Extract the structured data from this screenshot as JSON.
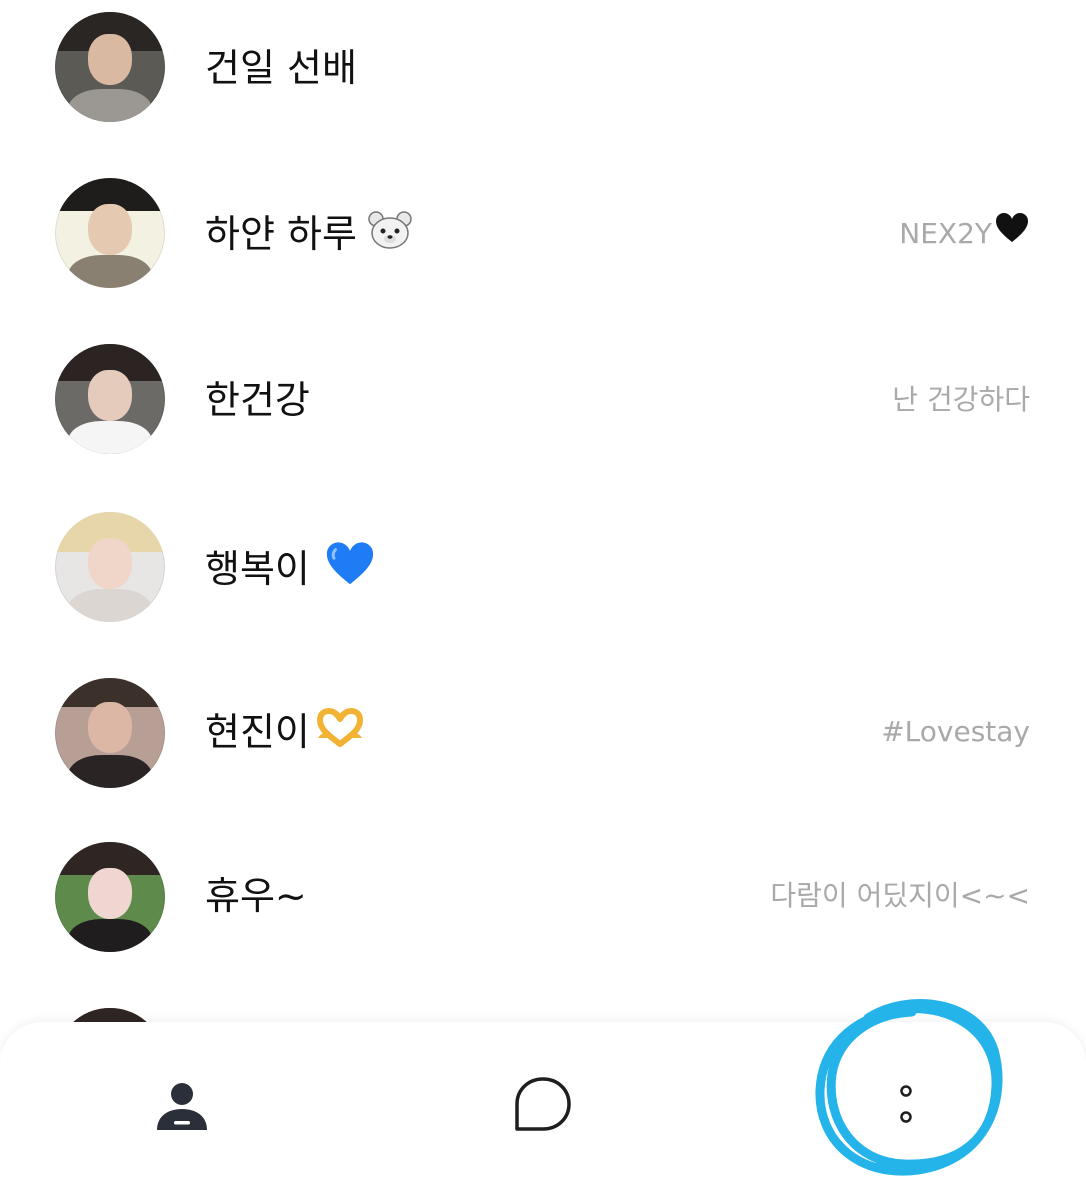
{
  "friends": [
    {
      "name": "건일 선배",
      "status": "",
      "avatar_colors": {
        "bg": "#5b5a55",
        "hair": "#2a2624",
        "skin": "#d9b9a2",
        "body": "#9b9893"
      }
    },
    {
      "name": "하얀 하루",
      "name_emoji": "bear-emoji",
      "status": "NEX2Y",
      "status_emoji": "black-heart-emoji",
      "avatar_colors": {
        "bg": "#f3f1e2",
        "hair": "#1e1d1c",
        "skin": "#e5c9b1",
        "body": "#8a8072"
      }
    },
    {
      "name": "한건강",
      "status": "난 건강하다",
      "avatar_colors": {
        "bg": "#6b6a66",
        "hair": "#2b2423",
        "skin": "#e4cbbb",
        "body": "#f5f5f5"
      }
    },
    {
      "name": "행복이",
      "name_emoji": "blue-heart-emoji",
      "status": "",
      "avatar_colors": {
        "bg": "#e8e6e5",
        "hair": "#e6d6a9",
        "skin": "#efd6c9",
        "body": "#dcd6d3"
      }
    },
    {
      "name": "현진이",
      "name_emoji": "heart-hands-emoji",
      "status": "#Lovestay",
      "avatar_colors": {
        "bg": "#b79f95",
        "hair": "#3c302b",
        "skin": "#dcb7a5",
        "body": "#2b2424"
      }
    },
    {
      "name": "휴우~",
      "status": "다람이 어딨지이<~<",
      "avatar_colors": {
        "bg": "#5e8a4b",
        "hair": "#2f2624",
        "skin": "#f0d6d0",
        "body": "#1f1d1d"
      }
    }
  ],
  "nav": {
    "items": [
      {
        "name": "friends",
        "icon": "person-icon"
      },
      {
        "name": "chats",
        "icon": "chat-bubble-icon"
      },
      {
        "name": "more",
        "icon": "more-icon"
      }
    ],
    "highlight_color": "#25b4ea"
  }
}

_ _ _ _ _ _ _

→ **DIRECTION**: Leave the images out and output the remaining material exactly as it stands.

→ **ANSWER TO THE TASK**:
Extract the structured data from this screenshot as JSON.
{
  "friends": [
    {
      "name": "건일 선배",
      "status": "",
      "avatar_colors": {
        "bg": "#5b5a55",
        "hair": "#2a2624",
        "skin": "#d9b9a2",
        "body": "#9b9893"
      }
    },
    {
      "name": "하얀 하루",
      "name_emoji": "bear-emoji",
      "status": "NEX2Y",
      "status_emoji": "black-heart-emoji",
      "avatar_colors": {
        "bg": "#f3f1e2",
        "hair": "#1e1d1c",
        "skin": "#e5c9b1",
        "body": "#8a8072"
      }
    },
    {
      "name": "한건강",
      "status": "난 건강하다",
      "avatar_colors": {
        "bg": "#6b6a66",
        "hair": "#2b2423",
        "skin": "#e4cbbb",
        "body": "#f5f5f5"
      }
    },
    {
      "name": "행복이",
      "name_emoji": "blue-heart-emoji",
      "status": "",
      "avatar_colors": {
        "bg": "#e8e6e5",
        "hair": "#e6d6a9",
        "skin": "#efd6c9",
        "body": "#dcd6d3"
      }
    },
    {
      "name": "현진이",
      "name_emoji": "heart-hands-emoji",
      "status": "#Lovestay",
      "avatar_colors": {
        "bg": "#b79f95",
        "hair": "#3c302b",
        "skin": "#dcb7a5",
        "body": "#2b2424"
      }
    },
    {
      "name": "휴우~",
      "status": "다람이 어딨지이<~<",
      "avatar_colors": {
        "bg": "#5e8a4b",
        "hair": "#2f2624",
        "skin": "#f0d6d0",
        "body": "#1f1d1d"
      }
    }
  ],
  "nav": {
    "items": [
      {
        "name": "friends",
        "icon": "person-icon"
      },
      {
        "name": "chats",
        "icon": "chat-bubble-icon"
      },
      {
        "name": "more",
        "icon": "more-icon"
      }
    ],
    "highlight_color": "#25b4ea"
  }
}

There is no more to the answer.